* _THE REQUEST_: What follows are records. Restate all of them word for word.

* _RECORDS SUPPLIED_:
****************************************
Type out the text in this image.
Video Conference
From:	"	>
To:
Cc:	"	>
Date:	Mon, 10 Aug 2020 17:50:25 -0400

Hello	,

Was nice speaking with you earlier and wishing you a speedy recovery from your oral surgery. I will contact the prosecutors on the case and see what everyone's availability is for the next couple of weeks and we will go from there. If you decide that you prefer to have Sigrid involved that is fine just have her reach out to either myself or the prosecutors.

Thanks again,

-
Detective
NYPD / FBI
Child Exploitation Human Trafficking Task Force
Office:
****************************************
* _EXERCISE RESPONSE_:
Type out the text in this image.
Video Conference
From:	"	>
To:
Cc:	"	>
Date:	Mon, 10 Aug 2020 17:50:25 -0400

Hello	,

Was nice speaking with you earlier and wishing you a speedy recovery from your oral surgery. I will contact the prosecutors on the case and see what everyone's availability is for the next couple of weeks and we will go from there. If you decide that you prefer to have Sigrid involved that is fine just have her reach out to either myself or the prosecutors.

Thanks again,

-
Detective
NYPD / FBI
Child Exploitation Human Trafficking Task Force
Office:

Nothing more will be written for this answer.